■ Work to complete
Write the entries out again exactly as they stand, but without the pictures.

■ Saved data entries

>>>

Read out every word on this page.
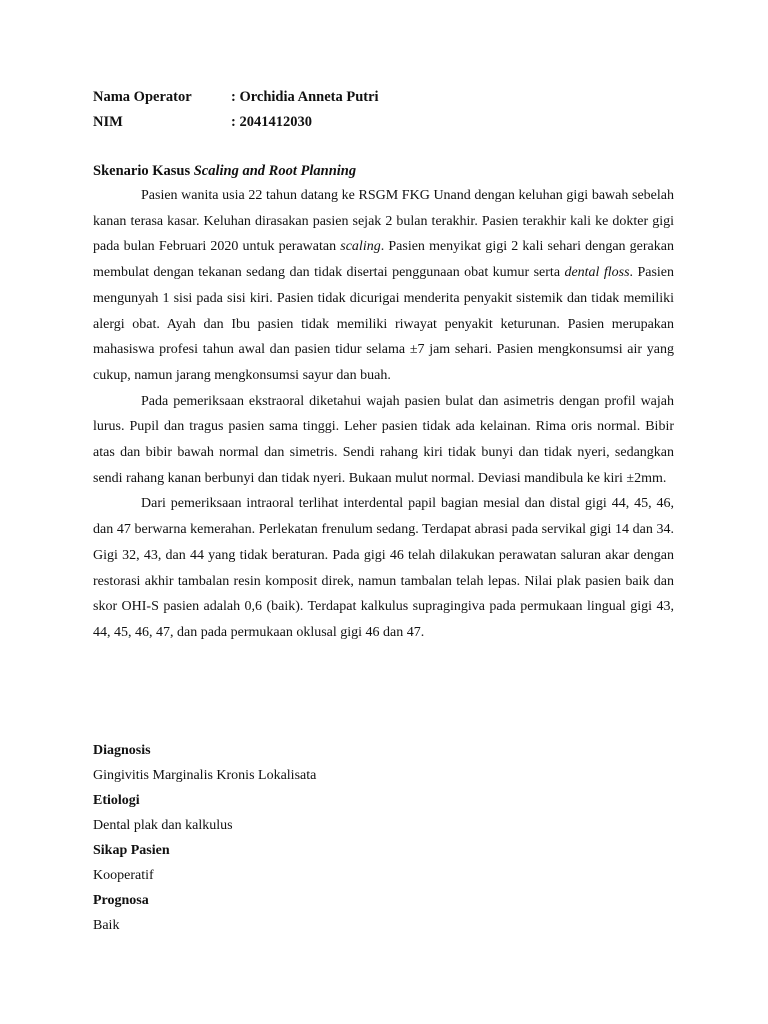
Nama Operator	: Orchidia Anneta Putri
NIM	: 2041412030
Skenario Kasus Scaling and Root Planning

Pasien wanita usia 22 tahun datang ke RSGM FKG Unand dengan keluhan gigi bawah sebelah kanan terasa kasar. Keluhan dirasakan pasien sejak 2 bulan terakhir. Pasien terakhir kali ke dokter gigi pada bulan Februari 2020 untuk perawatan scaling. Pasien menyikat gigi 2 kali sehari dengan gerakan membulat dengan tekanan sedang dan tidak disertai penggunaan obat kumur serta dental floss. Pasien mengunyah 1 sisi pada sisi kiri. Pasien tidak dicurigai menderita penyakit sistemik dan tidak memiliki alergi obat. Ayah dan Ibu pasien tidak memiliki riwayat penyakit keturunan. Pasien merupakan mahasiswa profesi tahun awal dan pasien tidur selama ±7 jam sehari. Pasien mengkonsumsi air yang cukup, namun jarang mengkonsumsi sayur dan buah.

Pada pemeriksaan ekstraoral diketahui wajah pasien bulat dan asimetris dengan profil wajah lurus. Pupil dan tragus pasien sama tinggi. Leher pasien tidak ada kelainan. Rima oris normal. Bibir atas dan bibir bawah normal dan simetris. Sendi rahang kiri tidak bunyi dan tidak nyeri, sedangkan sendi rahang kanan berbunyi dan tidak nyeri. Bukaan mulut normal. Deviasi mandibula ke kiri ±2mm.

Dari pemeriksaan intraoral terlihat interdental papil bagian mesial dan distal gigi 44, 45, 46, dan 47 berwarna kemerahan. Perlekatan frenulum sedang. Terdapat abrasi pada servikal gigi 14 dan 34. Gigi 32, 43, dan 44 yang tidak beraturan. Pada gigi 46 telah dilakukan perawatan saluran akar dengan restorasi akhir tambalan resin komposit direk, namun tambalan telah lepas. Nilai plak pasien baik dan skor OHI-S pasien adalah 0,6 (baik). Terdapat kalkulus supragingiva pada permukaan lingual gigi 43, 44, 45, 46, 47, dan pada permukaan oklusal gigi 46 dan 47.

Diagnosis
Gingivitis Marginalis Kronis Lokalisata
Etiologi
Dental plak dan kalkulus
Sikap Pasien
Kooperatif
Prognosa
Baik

<<<

■ Problem solution
Read out every word on this page.
Nama Operator	: Orchidia Anneta Putri
NIM	: 2041412030
Skenario Kasus Scaling and Root Planning

Pasien wanita usia 22 tahun datang ke RSGM FKG Unand dengan keluhan gigi bawah sebelah kanan terasa kasar. Keluhan dirasakan pasien sejak 2 bulan terakhir. Pasien terakhir kali ke dokter gigi pada bulan Februari 2020 untuk perawatan scaling. Pasien menyikat gigi 2 kali sehari dengan gerakan membulat dengan tekanan sedang dan tidak disertai penggunaan obat kumur serta dental floss. Pasien mengunyah 1 sisi pada sisi kiri. Pasien tidak dicurigai menderita penyakit sistemik dan tidak memiliki alergi obat. Ayah dan Ibu pasien tidak memiliki riwayat penyakit keturunan. Pasien merupakan mahasiswa profesi tahun awal dan pasien tidur selama ±7 jam sehari. Pasien mengkonsumsi air yang cukup, namun jarang mengkonsumsi sayur dan buah.

Pada pemeriksaan ekstraoral diketahui wajah pasien bulat dan asimetris dengan profil wajah lurus. Pupil dan tragus pasien sama tinggi. Leher pasien tidak ada kelainan. Rima oris normal. Bibir atas dan bibir bawah normal dan simetris. Sendi rahang kiri tidak bunyi dan tidak nyeri, sedangkan sendi rahang kanan berbunyi dan tidak nyeri. Bukaan mulut normal. Deviasi mandibula ke kiri ±2mm.

Dari pemeriksaan intraoral terlihat interdental papil bagian mesial dan distal gigi 44, 45, 46, dan 47 berwarna kemerahan. Perlekatan frenulum sedang. Terdapat abrasi pada servikal gigi 14 dan 34. Gigi 32, 43, dan 44 yang tidak beraturan. Pada gigi 46 telah dilakukan perawatan saluran akar dengan restorasi akhir tambalan resin komposit direk, namun tambalan telah lepas. Nilai plak pasien baik dan skor OHI-S pasien adalah 0,6 (baik). Terdapat kalkulus supragingiva pada permukaan lingual gigi 43, 44, 45, 46, 47, dan pada permukaan oklusal gigi 46 dan 47.

Diagnosis
Gingivitis Marginalis Kronis Lokalisata
Etiologi
Dental plak dan kalkulus
Sikap Pasien
Kooperatif
Prognosa
Baik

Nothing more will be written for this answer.